**INFORMATION GIVEN**
■ ■ ■ ■
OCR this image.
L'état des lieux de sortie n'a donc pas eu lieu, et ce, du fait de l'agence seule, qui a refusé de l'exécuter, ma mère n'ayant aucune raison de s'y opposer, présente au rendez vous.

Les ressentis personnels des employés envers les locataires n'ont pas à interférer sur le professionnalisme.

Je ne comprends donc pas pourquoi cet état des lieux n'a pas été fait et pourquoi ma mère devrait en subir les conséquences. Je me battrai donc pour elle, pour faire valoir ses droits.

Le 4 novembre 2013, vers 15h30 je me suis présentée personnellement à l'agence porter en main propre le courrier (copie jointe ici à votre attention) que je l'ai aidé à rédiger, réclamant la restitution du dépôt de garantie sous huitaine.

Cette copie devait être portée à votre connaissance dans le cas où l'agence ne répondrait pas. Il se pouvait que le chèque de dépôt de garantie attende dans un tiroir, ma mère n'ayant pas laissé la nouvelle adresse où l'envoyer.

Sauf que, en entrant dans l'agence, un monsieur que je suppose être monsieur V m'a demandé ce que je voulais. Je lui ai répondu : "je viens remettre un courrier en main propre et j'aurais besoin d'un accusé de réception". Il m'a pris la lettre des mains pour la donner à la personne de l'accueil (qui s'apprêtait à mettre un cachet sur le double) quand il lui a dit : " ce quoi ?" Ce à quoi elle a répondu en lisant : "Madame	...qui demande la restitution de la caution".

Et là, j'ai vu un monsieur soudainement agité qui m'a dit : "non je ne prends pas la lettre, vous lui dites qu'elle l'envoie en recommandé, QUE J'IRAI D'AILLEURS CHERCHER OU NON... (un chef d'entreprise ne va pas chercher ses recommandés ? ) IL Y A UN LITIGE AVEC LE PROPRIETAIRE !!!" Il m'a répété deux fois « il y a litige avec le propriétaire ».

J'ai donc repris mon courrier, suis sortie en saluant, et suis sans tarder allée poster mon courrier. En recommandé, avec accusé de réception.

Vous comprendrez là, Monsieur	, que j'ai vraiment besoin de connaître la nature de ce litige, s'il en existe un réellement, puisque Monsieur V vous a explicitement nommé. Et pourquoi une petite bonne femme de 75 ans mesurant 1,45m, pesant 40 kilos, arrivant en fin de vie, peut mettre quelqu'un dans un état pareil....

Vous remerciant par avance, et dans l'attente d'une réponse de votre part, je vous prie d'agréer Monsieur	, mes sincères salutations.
■ ■ ■ ■
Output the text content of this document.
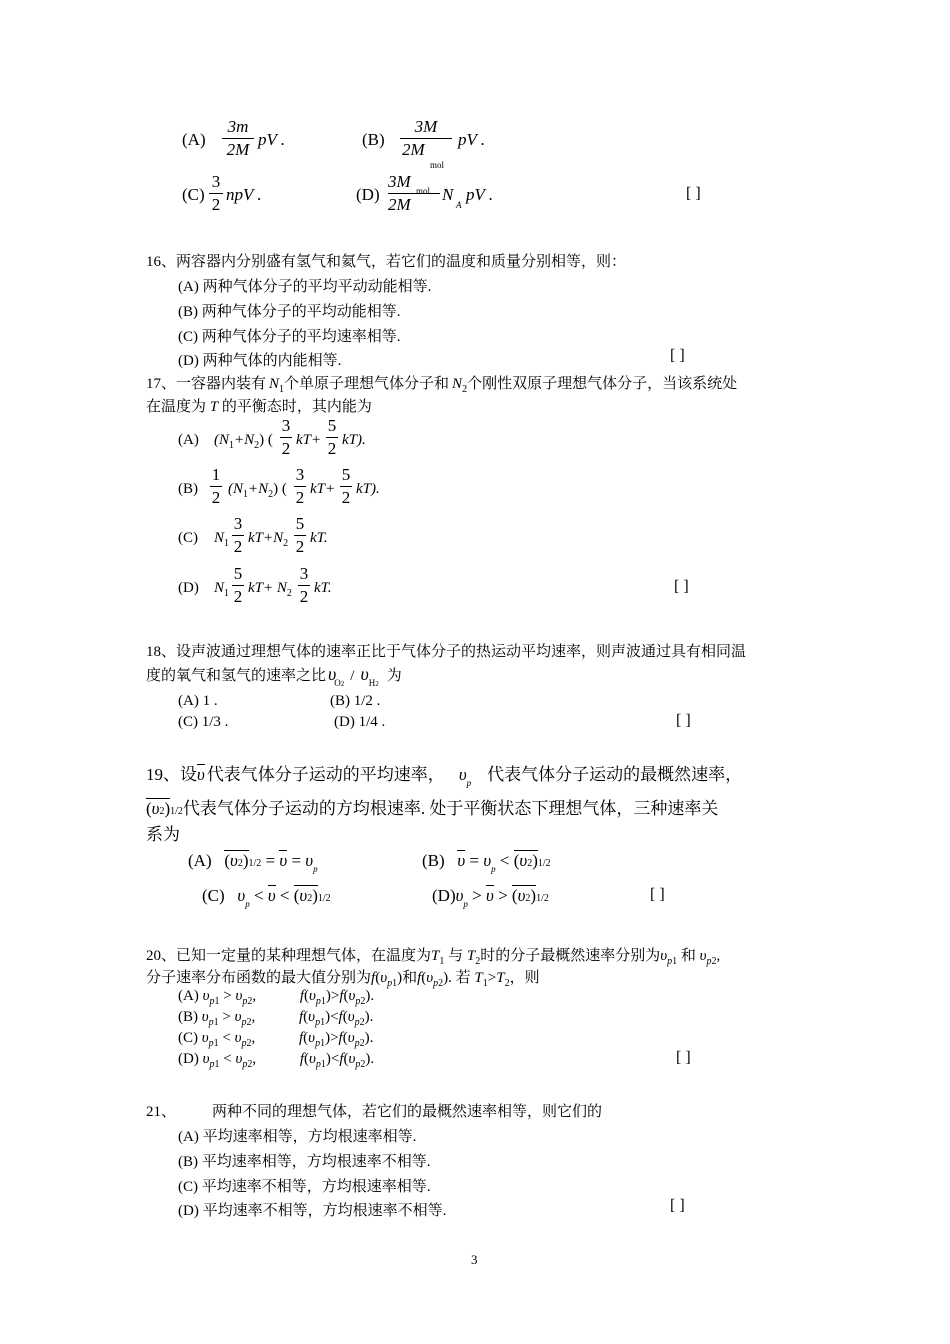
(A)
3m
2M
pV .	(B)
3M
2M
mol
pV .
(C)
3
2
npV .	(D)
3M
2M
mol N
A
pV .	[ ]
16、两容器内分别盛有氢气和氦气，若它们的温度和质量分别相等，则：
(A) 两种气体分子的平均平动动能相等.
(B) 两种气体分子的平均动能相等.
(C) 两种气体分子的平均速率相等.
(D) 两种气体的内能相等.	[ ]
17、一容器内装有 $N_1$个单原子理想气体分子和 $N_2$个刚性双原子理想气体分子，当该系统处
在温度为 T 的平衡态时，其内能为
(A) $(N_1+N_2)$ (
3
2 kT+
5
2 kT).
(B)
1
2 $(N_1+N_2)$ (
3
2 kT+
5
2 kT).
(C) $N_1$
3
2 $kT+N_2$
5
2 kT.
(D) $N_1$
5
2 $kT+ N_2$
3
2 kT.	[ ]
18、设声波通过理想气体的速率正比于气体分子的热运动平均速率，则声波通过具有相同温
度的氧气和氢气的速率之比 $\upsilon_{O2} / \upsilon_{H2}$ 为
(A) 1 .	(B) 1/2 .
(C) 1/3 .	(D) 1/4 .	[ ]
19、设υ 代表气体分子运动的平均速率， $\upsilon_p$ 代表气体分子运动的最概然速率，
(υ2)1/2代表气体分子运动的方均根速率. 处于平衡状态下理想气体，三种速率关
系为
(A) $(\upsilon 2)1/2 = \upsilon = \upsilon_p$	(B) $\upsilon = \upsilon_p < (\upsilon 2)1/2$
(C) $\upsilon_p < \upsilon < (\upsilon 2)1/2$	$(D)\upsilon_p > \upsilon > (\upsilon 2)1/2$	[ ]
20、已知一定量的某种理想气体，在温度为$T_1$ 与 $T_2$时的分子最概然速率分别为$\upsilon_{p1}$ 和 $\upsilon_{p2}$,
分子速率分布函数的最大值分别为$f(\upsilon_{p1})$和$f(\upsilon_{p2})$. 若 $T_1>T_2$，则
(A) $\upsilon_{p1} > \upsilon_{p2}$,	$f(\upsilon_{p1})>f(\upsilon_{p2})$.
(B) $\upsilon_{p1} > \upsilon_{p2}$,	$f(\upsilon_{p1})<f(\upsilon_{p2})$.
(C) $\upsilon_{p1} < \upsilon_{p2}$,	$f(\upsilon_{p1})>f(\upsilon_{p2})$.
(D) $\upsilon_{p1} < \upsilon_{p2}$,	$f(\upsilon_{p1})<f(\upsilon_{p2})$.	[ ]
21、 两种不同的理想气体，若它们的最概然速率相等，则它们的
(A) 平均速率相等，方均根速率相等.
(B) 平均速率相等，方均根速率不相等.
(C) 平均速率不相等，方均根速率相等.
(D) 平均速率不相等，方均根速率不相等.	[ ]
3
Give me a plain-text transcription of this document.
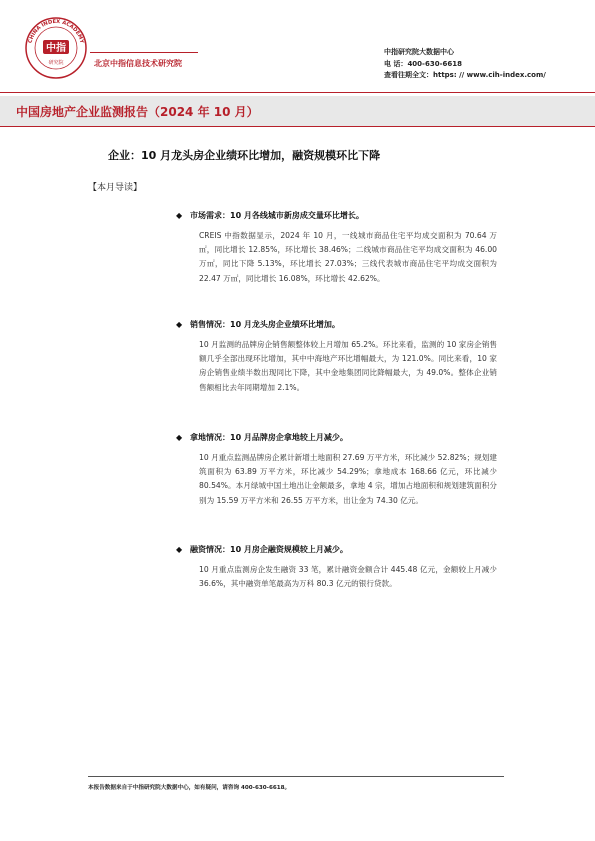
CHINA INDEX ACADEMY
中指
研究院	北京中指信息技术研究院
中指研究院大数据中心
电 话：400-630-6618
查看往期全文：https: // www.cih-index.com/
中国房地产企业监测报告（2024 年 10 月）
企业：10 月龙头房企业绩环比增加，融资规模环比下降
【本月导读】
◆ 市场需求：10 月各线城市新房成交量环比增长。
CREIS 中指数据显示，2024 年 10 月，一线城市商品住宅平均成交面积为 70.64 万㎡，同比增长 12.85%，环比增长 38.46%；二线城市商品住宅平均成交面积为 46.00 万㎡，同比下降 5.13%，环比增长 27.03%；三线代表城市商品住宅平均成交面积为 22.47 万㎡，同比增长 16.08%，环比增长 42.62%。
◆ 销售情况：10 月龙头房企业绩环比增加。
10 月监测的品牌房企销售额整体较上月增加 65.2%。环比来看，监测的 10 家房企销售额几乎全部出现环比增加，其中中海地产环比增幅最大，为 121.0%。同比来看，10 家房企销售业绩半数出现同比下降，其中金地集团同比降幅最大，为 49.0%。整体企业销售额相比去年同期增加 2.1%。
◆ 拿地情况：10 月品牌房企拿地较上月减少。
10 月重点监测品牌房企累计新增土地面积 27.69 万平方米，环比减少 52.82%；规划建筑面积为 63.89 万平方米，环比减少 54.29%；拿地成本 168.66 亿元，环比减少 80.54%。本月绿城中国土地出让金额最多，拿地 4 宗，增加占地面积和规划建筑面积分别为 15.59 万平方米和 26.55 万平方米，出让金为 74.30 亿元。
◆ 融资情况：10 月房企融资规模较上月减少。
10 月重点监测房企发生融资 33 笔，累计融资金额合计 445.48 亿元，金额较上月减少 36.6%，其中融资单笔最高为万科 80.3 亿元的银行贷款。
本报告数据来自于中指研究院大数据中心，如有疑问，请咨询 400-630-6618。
■ ■ ■ ■
Which lines contain "text"? Show each of them.

Output the text content of this document.
Give me a plain-text transcription of this document.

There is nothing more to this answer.